[Extracted data entries]
========================
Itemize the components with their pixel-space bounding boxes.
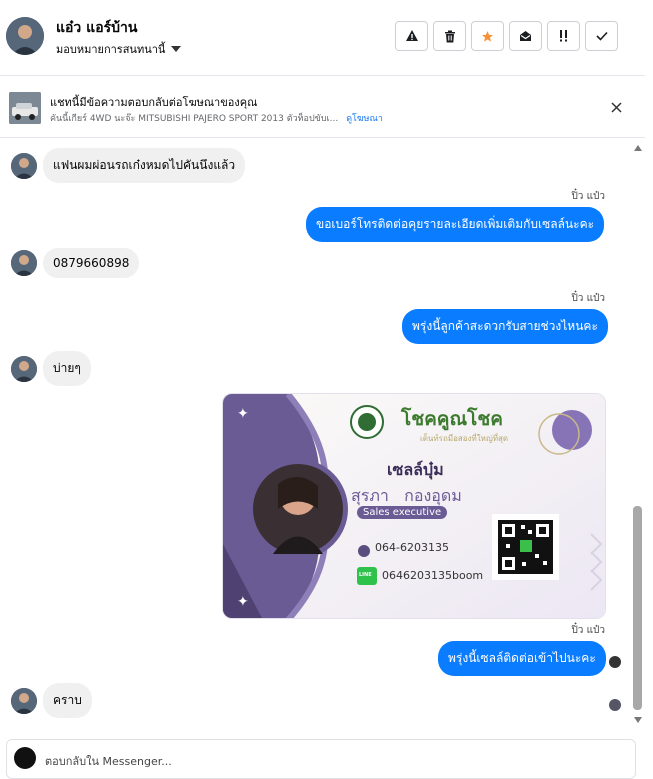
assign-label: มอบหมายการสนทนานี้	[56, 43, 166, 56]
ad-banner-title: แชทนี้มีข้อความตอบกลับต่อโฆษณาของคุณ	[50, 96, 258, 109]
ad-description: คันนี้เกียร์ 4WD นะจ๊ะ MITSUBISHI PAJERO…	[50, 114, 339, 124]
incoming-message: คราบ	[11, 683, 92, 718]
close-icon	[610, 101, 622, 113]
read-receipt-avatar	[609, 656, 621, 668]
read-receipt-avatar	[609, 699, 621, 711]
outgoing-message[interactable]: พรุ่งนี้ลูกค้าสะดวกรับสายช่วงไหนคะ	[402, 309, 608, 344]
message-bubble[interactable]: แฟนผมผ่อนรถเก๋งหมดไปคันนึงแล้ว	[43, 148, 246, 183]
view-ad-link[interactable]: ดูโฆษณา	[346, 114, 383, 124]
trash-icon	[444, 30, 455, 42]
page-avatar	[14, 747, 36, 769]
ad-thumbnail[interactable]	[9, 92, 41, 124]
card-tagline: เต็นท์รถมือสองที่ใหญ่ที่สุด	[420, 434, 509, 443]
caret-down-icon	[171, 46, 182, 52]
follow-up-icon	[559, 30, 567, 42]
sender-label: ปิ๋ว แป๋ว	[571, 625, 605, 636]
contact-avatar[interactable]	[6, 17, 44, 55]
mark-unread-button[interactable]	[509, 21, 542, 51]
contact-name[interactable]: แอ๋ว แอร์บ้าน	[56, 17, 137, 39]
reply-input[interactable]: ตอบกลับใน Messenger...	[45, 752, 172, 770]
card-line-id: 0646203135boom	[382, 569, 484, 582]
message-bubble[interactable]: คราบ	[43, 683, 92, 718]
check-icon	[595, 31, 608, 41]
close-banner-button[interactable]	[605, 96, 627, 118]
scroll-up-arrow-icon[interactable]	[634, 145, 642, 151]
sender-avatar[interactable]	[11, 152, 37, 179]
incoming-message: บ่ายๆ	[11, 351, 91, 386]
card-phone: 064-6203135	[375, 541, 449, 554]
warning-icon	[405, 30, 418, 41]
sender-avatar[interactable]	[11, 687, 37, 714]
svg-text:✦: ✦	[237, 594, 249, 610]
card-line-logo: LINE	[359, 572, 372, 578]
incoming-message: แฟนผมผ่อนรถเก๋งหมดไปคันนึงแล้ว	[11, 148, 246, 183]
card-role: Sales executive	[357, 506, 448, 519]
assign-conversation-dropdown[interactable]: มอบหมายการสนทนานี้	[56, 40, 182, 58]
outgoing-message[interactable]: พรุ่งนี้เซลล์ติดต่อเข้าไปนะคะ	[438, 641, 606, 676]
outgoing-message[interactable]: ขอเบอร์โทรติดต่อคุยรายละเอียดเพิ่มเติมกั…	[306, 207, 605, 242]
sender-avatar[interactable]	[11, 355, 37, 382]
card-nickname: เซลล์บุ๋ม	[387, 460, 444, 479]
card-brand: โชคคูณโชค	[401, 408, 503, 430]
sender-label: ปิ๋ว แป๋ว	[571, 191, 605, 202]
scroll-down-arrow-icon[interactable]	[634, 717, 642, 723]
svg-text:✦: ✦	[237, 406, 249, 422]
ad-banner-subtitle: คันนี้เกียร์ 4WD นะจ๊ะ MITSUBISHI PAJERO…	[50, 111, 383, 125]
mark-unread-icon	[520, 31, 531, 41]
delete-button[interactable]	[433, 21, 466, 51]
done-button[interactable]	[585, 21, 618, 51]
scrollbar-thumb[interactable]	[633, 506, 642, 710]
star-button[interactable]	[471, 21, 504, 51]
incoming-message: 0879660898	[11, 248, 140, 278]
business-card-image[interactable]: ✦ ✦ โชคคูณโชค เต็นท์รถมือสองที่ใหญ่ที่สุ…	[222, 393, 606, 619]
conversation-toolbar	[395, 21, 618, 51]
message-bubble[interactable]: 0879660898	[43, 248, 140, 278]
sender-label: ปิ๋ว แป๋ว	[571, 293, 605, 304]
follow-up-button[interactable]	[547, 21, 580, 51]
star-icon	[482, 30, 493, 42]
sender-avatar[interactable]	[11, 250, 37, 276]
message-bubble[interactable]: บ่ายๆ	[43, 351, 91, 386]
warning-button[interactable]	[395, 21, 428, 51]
========================
=== Objective ===
Put every line of the material above into a JSON list of strings, one string per line, with blank lines omitted. Leave the pictures out.

=== Solution ===
[
  "Itemize the components with their pixel-space bounding boxes.",
  "assign-label: มอบหมายการสนทนานี้\t[56, 43, 166, 56]",
  "ad-banner-title: แชทนี้มีข้อความตอบกลับต่อโฆษณาของคุณ\t[50, 96, 258, 109]",
  "ad-description: คันนี้เกียร์ 4WD นะจ๊ะ MITSUBISHI PAJERO…\t[50, 114, 339, 124]",
  "incoming-message: คราบ\t[11, 683, 92, 718]",
  "close-icon\t[610, 101, 622, 113]",
  "read-receipt-avatar\t[609, 656, 621, 668]",
  "read-receipt-avatar\t[609, 699, 621, 711]",
  "outgoing-message[interactable]: พรุ่งนี้ลูกค้าสะดวกรับสายช่วงไหนคะ\t[402, 309, 608, 344]",
  "message-bubble[interactable]: แฟนผมผ่อนรถเก๋งหมดไปคันนึงแล้ว\t[43, 148, 246, 183]",
  "view-ad-link[interactable]: ดูโฆษณา\t[346, 114, 383, 124]",
  "trash-icon\t[444, 30, 455, 42]",
  "page-avatar\t[14, 747, 36, 769]",
  "ad-thumbnail[interactable]\t[9, 92, 41, 124]",
  "card-tagline: เต็นท์รถมือสองที่ใหญ่ที่สุด\t[420, 434, 509, 443]",
  "caret-down-icon\t[171, 46, 182, 52]",
  "follow-up-icon\t[559, 30, 567, 42]",
  "sender-label: ปิ๋ว แป๋ว\t[571, 625, 605, 636]",
  "contact-avatar[interactable]\t[6, 17, 44, 55]",
  "mark-unread-button[interactable]\t[509, 21, 542, 51]",
  "contact-name[interactable]: แอ๋ว แอร์บ้าน\t[56, 17, 137, 39]",
  "reply-input[interactable]: ตอบกลับใน Messenger...\t[45, 752, 172, 770]",
  "card-line-id: 0646203135boom\t[382, 569, 484, 582]",
  "message-bubble[interactable]: คราบ\t[43, 683, 92, 718]",
  "check-icon\t[595, 31, 608, 41]",
  "close-banner-button[interactable]\t[605, 96, 627, 118]",
  "scroll-up-arrow-icon[interactable]\t[634, 145, 642, 151]",
  "sender-avatar[interactable]\t[11, 152, 37, 179]",
  "incoming-message: บ่ายๆ\t[11, 351, 91, 386]",
  "card-phone: 064-6203135\t[375, 541, 449, 554]",
  "warning-icon\t[405, 30, 418, 41]",
  "sender-avatar[interactable]\t[11, 687, 37, 714]",
  "svg-text:✦: ✦\t[237, 594, 249, 610]",
  "card-line-logo: LINE\t[359, 572, 372, 578]",
  "incoming-message: แฟนผมผ่อนรถเก๋งหมดไปคันนึงแล้ว\t[11, 148, 246, 183]",
  "card-role: Sales executive\t[357, 506, 448, 519]",
  "assign-conversation-dropdown[interactable]: มอบหมายการสนทนานี้\t[56, 40, 182, 58]",
  "outgoing-message[interactable]: พรุ่งนี้เซลล์ติดต่อเข้าไปนะคะ\t[438, 641, 606, 676]",
  "outgoing-message[interactable]: ขอเบอร์โทรติดต่อคุยรายละเอียดเพิ่มเติมกั…\t[306, 207, 605, 242]",
  "sender-avatar[interactable]\t[11, 355, 37, 382]",
  "card-nickname: เซลล์บุ๋ม\t[387, 460, 444, 479]",
  "card-brand: โชคคูณโชค\t[401, 408, 503, 430]",
  "sender-label: ปิ๋ว แป๋ว\t[571, 191, 605, 202]",
  "scroll-down-arrow-icon[interactable]\t[634, 717, 642, 723]",
  "svg-text:✦: ✦\t[237, 406, 249, 422]",
  "ad-banner-subtitle: คันนี้เกียร์ 4WD นะจ๊ะ MITSUBISHI PAJERO…\t[50, 111, 383, 125]",
  "mark-unread-icon\t[520, 31, 531, 41]",
  "delete-button[interactable]\t[433, 21, 466, 51]",
  "done-button[interactable]\t[585, 21, 618, 51]",
  "scrollbar-thumb[interactable]\t[633, 506, 642, 710]",
  "star-button[interactable]\t[471, 21, 504, 51]",
  "incoming-message: 0879660898\t[11, 248, 140, 278]",
  "business-card-image[interactable]: ✦ ✦ โชคคูณโชค เต็นท์รถมือสองที่ใหญ่ที่สุ…\t[222, 393, 606, 619]",
  "conversation-toolbar\t[395, 21, 618, 51]",
  "message-bubble[interactable]: 0879660898\t[43, 248, 140, 278]",
  "sender-label: ปิ๋ว แป๋ว\t[571, 293, 605, 304]",
  "follow-up-button[interactable]\t[547, 21, 580, 51]",
  "star-icon\t[482, 30, 493, 42]",
  "sender-avatar[interactable]\t[11, 250, 37, 276]",
  "message-bubble[interactable]: บ่ายๆ\t[43, 351, 91, 386]",
  "warning-button[interactable]\t[395, 21, 428, 51]"
]